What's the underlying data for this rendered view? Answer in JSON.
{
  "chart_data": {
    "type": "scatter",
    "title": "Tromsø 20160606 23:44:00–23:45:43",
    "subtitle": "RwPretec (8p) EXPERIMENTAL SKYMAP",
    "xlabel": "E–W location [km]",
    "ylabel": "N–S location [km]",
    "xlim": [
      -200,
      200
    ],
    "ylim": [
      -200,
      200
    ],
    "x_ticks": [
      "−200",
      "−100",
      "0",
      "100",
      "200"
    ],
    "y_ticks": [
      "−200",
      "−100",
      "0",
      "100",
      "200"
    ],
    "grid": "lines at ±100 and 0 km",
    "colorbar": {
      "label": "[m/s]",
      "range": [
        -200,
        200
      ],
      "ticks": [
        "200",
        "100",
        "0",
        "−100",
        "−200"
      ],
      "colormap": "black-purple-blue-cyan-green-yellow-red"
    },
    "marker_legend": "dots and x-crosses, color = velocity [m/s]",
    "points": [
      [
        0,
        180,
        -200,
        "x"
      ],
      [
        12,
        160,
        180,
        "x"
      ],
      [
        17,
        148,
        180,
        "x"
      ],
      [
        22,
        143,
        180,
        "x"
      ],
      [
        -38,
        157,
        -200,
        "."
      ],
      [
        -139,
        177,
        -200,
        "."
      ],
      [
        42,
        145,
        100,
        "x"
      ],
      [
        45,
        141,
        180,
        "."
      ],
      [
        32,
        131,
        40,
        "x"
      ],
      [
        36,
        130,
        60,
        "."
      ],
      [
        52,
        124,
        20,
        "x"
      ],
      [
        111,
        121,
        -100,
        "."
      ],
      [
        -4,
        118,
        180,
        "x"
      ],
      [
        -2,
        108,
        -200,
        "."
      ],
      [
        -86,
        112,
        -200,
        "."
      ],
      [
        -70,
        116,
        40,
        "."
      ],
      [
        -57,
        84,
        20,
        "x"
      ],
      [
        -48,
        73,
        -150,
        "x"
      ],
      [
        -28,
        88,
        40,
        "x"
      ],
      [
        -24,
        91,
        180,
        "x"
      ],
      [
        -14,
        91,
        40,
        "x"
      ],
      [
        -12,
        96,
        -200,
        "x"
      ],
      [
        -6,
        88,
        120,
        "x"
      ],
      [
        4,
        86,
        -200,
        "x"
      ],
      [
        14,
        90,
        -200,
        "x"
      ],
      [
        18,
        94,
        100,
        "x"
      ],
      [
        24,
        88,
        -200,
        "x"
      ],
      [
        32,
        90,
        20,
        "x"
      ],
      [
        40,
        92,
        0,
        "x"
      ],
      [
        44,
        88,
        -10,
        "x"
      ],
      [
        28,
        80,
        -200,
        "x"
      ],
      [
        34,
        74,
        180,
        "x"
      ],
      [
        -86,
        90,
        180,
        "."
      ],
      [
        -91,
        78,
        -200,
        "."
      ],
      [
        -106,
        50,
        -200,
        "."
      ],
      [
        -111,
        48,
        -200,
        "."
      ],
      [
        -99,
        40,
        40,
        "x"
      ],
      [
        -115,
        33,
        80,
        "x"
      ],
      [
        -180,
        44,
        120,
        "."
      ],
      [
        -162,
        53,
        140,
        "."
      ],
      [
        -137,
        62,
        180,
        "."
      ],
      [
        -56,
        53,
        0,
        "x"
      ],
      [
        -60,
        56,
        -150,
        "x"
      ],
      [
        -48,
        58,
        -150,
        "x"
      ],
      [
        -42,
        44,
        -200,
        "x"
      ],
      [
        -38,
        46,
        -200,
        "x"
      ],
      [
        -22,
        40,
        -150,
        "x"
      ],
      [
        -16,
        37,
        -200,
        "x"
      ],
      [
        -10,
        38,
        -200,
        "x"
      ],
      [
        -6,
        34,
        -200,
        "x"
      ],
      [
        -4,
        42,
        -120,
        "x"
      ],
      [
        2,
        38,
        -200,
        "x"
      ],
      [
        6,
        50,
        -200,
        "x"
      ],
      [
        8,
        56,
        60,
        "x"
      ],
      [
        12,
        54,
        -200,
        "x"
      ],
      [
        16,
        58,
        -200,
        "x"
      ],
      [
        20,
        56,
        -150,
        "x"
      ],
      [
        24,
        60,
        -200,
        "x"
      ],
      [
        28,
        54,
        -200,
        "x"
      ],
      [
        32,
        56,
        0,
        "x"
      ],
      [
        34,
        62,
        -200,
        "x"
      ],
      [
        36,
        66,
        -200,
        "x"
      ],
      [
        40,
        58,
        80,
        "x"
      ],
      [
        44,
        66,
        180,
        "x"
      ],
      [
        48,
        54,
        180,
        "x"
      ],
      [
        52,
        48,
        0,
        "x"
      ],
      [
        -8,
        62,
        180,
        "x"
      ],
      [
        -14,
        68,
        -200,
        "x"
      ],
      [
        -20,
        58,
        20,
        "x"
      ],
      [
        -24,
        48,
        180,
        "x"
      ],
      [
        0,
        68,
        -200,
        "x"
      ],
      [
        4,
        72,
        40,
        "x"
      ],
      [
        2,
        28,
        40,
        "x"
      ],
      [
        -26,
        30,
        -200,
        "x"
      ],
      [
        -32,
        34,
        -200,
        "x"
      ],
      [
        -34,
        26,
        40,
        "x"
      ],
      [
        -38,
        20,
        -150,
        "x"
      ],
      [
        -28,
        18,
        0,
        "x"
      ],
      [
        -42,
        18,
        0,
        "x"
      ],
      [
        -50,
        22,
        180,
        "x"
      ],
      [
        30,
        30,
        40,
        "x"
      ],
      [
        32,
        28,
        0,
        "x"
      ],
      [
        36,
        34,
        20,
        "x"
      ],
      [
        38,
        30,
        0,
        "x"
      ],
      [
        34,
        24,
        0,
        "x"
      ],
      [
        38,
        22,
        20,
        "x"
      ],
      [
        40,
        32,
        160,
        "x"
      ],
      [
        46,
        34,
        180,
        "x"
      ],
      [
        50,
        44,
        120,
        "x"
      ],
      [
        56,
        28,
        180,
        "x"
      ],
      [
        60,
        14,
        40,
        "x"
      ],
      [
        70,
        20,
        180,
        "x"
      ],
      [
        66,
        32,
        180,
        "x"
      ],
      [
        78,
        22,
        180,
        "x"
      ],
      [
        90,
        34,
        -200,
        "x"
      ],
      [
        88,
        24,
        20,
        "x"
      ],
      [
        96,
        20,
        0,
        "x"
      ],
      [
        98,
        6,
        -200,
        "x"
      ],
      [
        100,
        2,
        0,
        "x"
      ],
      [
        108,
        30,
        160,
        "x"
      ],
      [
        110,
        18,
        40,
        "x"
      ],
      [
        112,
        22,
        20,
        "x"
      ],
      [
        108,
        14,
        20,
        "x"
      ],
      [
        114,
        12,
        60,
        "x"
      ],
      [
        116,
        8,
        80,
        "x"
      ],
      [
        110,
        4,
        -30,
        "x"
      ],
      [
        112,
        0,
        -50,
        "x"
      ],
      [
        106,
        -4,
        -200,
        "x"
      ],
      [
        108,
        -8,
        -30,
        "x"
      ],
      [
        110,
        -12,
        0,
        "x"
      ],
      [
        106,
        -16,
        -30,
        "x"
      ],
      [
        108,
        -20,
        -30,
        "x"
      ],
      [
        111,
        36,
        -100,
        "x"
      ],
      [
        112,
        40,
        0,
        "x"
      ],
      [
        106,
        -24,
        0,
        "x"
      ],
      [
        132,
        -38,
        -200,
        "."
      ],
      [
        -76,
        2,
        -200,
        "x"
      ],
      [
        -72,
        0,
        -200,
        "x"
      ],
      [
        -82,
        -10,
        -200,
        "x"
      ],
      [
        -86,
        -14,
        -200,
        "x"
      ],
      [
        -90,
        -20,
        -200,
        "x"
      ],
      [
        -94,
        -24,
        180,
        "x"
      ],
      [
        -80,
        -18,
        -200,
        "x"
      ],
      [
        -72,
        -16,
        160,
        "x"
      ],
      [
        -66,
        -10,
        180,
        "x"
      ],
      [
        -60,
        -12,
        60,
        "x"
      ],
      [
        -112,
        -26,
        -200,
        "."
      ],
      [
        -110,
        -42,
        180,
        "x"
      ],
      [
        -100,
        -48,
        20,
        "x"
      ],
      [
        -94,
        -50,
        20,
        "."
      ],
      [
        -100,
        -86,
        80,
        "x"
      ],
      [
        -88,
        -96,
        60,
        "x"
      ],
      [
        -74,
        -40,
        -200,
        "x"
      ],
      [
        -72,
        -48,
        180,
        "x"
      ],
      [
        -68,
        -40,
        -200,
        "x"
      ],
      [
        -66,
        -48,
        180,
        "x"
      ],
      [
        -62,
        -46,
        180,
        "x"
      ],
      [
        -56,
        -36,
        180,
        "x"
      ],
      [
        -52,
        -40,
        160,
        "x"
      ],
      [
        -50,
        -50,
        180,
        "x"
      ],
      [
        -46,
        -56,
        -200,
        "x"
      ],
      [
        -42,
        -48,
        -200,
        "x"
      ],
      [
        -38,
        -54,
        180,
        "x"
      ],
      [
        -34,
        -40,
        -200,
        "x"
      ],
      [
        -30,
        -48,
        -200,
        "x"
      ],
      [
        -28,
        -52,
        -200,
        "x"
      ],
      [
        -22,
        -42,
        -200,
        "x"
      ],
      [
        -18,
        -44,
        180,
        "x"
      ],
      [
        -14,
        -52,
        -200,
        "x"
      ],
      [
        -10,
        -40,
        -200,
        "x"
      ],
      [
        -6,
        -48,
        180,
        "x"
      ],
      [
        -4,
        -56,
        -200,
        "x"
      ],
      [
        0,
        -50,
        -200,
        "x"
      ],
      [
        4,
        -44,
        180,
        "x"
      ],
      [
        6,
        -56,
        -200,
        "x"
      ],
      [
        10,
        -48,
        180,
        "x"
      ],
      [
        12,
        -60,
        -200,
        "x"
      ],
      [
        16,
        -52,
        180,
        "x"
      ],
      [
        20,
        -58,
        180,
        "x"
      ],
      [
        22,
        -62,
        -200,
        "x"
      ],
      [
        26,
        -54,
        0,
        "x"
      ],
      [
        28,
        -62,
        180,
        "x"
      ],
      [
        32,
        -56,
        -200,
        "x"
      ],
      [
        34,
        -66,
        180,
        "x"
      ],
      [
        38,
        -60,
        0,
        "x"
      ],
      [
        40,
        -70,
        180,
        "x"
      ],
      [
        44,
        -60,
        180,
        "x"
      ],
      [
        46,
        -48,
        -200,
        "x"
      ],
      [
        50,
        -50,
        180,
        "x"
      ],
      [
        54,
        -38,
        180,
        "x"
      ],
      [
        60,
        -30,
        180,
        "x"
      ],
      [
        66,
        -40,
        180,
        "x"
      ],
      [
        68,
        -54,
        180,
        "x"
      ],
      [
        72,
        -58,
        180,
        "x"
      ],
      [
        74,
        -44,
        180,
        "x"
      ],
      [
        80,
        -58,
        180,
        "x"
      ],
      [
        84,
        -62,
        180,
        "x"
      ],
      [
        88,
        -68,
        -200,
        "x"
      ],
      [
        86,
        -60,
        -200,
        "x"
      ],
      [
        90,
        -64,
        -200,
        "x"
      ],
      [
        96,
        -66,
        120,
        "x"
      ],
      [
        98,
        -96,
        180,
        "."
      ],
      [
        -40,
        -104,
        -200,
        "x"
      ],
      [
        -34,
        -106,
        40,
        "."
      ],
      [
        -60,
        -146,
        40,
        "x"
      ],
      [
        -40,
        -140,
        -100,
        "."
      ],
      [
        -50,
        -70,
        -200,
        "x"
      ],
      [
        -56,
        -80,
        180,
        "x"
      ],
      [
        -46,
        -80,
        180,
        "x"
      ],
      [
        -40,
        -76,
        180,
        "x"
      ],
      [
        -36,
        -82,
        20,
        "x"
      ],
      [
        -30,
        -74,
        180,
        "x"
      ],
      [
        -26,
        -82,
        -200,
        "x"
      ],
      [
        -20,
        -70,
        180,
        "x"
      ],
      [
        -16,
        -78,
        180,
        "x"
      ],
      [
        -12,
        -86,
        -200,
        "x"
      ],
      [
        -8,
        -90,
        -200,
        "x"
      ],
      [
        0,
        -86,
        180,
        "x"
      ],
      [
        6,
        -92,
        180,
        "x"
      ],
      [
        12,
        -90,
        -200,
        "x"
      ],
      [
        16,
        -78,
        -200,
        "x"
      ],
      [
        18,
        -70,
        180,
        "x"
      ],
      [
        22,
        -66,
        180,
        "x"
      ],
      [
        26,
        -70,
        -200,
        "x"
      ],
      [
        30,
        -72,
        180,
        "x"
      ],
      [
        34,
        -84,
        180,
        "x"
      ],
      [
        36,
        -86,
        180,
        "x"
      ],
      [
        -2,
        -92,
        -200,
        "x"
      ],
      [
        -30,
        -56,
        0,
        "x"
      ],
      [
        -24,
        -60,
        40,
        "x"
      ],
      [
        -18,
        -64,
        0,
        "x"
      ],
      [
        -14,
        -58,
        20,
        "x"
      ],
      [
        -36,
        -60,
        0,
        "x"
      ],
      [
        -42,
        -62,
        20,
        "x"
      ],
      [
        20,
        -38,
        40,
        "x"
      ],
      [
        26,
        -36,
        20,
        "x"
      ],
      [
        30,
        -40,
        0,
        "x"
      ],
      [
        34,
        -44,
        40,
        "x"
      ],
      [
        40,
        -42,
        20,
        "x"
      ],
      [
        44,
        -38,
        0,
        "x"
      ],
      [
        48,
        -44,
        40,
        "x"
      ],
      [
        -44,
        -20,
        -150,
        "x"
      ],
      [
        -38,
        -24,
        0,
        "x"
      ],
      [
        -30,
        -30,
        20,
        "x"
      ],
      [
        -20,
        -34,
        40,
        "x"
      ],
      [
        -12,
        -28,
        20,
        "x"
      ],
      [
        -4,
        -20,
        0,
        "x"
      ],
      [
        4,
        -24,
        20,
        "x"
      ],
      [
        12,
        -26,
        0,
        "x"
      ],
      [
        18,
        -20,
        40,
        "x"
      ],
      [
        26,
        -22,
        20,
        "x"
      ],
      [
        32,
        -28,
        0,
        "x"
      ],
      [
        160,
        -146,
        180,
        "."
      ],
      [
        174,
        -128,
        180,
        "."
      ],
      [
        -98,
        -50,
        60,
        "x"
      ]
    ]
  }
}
◆ ◆ ◆ ◆ ◆ ◆ ◆
Stated exercise: Scan the material for lines with the word "location", and copy each line you find.

Exercise output:
    "xlabel": "E–W location [km]",
    "ylabel": "N–S location [km]",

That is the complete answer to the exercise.